---------- Текст ----------

Я пошел себе своей дорогой налево, в ту деревню, где занимал у крестьянина квартиру. Мужик ехал за мной следом и все перебранивался, рассказывая мне о поджигателях. (В ту пору часты были пожары. — Л. А.)
— Може, и ты из ихних, кто те знать, у тебя вон ишь какой ящик при себе, може, ты им и орудуешь на поджогах-то… У те и кафтан-то самый поджигательский, короткополый, чтоб поджечь да убежать, — кто те знает…
Он проводил меня до избы моего квартирною хозяина и долго ворчал на дворе, переговариваясь с ним…
— Да нет, ты не то. Он парень смирный, — уговаривал мой хозяин…
Мужики долго разговаривали под окном избы, я долго прислушивался к их разговору и, засыпая, еще услышал, как мой хозяин, провожая мужика, сопровождавшего меня, говорил, что я парень смирный, рубаха…
С крестьянскими женами и девками встречи были веселы. Как-то в августе, во время жатвы хлеба, я работал в поле. Это было в Вятской губернии. Крестьянки, возвращаясь с жнитва, увидели меня и издали все остановились. Долго они стояли вдали, потом подошли поближе и остановились саженях в пяти. Говорили они между собой тихо, некоторые даже шепотом, некоторые вздыхали и качали головами, выражая на лицах величайшее сомнение. Большая часть баб, как это всегда водится, стояли, приложив правую руку к щеке. Я продолжал работать, изредка только взглядывал на стоящих вдали баб. Некоторые из них решились подойти поближе.
— Как же, родимый, тут в лесу-то? — спросила наконец со вздохом одна старушка.
— Что в лесу? — переспросил я.
— Да чем кормишься-то?
— Тем же, чем и вы — хлебом.
— А где-ка ты его берешь, родимый ты мой? А? Где-ка?
— В деревне. Где ж мне больше брать?
— Тебе не боязно рази?
— Чего боязно?
— А в деревню-то ходить рази не боишься?
— Чего мне бояться? Кто меня съест?
— Да ведь ты, чай, беглой? Може, ты из войска убег, а?
Я засмеялся. Бабы переглянулись между собой и покачали головами.
— Ишь, девоньки, какой он… Бесшабашный, видно, смеется как, на-ко…
— Не хочешь ли хлебца?
— Нет, не хочу, свой есть.
— На, не бойся, возьми. На, возьми краюшку, у меня от жнива осталось.
— Убирайтесь, бабы, не мешайте.
— О, хо-хо! Господи! Какой он такой…
— Как же ты туточки ночуешь?
— Где? — спросил я.
— А в лесу-то. Тут ночью, чай, медведь, волк, зверье всякое…
Они принимали меня за беглого и воображали, что я в деревню и глаз не смею показать…
Случалось мне иногда во время пути разговаривать с крестьянами и выказать им настоящее свое звание, занятие и общественное положение. Другой, более сметливый, задумается и спросит:
— Так пошто вы пошли на крестьянску-то жизнь, по телегам да по избам-то мучиться?

----------

Задание 1: Продублируйте без изменений отрывок из текста о встречах с крестьянами, который начинается со слов «Я засмеялся. Бабы» и заканчивается словами «хочешь ли хлебца?».
Задание 2: Выпишите по порядку все реплики рассказчика в его разговоре с крестьянками в поле из текста о встречах с крестьянами.

---------- Предоставленные строки ----------

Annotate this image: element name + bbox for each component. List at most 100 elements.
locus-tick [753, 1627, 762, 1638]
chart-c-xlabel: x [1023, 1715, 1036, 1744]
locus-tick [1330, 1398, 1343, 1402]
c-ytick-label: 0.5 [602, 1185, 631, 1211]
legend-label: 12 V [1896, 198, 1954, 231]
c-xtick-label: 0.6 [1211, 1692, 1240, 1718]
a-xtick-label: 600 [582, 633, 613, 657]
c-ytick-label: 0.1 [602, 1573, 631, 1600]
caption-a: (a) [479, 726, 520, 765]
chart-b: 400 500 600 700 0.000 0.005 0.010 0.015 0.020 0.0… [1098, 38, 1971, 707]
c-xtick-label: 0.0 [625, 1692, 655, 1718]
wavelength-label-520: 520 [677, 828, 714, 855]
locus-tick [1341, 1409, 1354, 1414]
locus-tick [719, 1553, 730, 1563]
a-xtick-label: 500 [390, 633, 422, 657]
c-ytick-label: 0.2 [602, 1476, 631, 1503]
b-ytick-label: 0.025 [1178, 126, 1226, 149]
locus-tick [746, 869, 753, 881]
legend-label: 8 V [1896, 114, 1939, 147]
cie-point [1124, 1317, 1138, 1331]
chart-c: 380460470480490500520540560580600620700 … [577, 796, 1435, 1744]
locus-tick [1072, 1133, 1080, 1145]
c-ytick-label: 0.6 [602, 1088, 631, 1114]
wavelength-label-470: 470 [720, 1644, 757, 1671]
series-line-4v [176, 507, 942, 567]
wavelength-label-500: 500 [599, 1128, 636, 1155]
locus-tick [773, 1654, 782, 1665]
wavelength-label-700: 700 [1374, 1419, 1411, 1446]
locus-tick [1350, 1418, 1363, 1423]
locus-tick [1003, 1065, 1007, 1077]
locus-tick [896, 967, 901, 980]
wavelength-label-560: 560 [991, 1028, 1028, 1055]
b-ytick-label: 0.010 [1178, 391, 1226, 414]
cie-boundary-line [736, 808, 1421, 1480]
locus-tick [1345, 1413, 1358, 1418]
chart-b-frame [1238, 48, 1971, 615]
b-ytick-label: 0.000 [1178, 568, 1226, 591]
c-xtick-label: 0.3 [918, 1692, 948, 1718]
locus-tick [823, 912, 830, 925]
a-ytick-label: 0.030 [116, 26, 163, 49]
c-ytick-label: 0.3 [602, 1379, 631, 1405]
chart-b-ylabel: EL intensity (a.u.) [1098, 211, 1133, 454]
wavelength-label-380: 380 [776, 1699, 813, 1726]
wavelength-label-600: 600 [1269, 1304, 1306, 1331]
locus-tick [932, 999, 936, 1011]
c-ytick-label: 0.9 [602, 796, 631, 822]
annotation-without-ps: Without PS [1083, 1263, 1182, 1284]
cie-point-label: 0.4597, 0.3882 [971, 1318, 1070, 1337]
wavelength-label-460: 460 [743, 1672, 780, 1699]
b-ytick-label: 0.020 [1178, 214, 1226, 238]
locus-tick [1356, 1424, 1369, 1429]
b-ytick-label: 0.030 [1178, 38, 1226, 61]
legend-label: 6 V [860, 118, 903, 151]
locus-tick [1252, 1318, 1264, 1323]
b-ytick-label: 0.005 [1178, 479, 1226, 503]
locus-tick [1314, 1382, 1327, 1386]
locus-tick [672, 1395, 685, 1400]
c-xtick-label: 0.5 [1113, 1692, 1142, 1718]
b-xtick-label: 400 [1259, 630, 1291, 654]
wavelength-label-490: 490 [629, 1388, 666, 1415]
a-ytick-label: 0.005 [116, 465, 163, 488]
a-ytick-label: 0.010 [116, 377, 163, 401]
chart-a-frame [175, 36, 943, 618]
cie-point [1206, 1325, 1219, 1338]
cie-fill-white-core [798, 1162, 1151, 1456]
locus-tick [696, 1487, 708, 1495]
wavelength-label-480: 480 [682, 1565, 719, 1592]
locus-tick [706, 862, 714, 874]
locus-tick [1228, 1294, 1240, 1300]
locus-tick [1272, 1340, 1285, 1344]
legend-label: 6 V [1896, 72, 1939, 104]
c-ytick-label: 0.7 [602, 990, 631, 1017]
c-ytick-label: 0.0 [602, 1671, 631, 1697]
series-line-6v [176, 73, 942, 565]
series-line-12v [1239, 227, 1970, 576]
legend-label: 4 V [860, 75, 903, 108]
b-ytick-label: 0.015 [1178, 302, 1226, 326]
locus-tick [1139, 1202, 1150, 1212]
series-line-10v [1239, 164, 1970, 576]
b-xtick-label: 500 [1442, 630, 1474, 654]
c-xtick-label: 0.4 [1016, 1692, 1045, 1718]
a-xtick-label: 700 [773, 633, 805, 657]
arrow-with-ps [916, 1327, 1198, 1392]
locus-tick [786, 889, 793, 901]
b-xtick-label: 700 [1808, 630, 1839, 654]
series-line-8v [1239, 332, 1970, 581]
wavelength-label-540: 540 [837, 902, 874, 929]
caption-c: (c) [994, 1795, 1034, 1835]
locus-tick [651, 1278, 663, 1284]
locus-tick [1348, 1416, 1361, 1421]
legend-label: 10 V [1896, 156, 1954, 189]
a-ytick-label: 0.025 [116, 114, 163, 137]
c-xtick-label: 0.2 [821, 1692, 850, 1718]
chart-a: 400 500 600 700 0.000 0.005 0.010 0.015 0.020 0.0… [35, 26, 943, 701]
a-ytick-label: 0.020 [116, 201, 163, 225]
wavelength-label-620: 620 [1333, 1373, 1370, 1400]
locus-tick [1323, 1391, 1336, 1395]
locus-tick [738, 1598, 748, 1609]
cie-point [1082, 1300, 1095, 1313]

----------

Итоговый ответ 1:
Я засмеялся. Бабы переглянулись между собой и покачали головами.
— Ишь, девоньки, какой он… Бесшабашный, видно, смеется как, на-ко…
— Не хочешь ли хлебца?

Итоговый ответ 2:
1. Что в лесу?
2. Тем же, чем и вы — хлебом.
3. В деревне. Где ж мне больше брать?
4. Чего боязно?
5. Чего мне бояться? Кто меня съест?
6. Нет, не хочу, свой есть.
7. Убирайтесь, бабы, не мешайте.
8. Где?